··· Data rows
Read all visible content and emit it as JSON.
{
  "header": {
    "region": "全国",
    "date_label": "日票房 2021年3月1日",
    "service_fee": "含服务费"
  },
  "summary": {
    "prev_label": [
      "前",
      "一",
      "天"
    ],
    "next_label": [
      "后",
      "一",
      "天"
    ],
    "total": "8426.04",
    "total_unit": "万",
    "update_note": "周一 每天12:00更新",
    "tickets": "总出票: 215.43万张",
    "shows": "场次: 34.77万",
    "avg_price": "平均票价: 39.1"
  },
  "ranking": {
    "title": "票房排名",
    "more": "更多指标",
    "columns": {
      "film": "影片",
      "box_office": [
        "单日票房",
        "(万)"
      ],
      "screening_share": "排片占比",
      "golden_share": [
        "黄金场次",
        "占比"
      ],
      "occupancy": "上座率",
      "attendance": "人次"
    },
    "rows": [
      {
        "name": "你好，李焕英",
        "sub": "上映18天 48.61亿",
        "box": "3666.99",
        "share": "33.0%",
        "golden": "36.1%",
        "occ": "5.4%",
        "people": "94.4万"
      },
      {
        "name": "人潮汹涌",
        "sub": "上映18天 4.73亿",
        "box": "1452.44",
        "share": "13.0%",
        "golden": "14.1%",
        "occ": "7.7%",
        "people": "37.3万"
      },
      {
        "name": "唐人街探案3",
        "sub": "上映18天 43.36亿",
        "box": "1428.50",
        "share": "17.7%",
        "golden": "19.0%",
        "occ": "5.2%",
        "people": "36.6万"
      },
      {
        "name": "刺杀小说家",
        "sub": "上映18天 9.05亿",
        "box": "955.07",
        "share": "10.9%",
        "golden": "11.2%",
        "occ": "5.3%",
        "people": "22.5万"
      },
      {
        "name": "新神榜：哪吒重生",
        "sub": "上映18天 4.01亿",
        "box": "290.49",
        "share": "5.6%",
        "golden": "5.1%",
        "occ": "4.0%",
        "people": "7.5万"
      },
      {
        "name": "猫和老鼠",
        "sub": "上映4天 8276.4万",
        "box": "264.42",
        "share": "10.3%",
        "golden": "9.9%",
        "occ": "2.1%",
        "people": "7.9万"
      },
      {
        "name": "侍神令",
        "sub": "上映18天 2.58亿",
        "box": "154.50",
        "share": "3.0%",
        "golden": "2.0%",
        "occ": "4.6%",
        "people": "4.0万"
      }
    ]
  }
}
······
## Brief:
Where a line of the records above holds the word "name", copy that line.

## Exercise answer:
        "name": "你好，李焕英",
        "name": "人潮汹涌",
        "name": "唐人街探案3",
        "name": "刺杀小说家",
        "name": "新神榜：哪吒重生",
        "name": "猫和老鼠",
        "name": "侍神令",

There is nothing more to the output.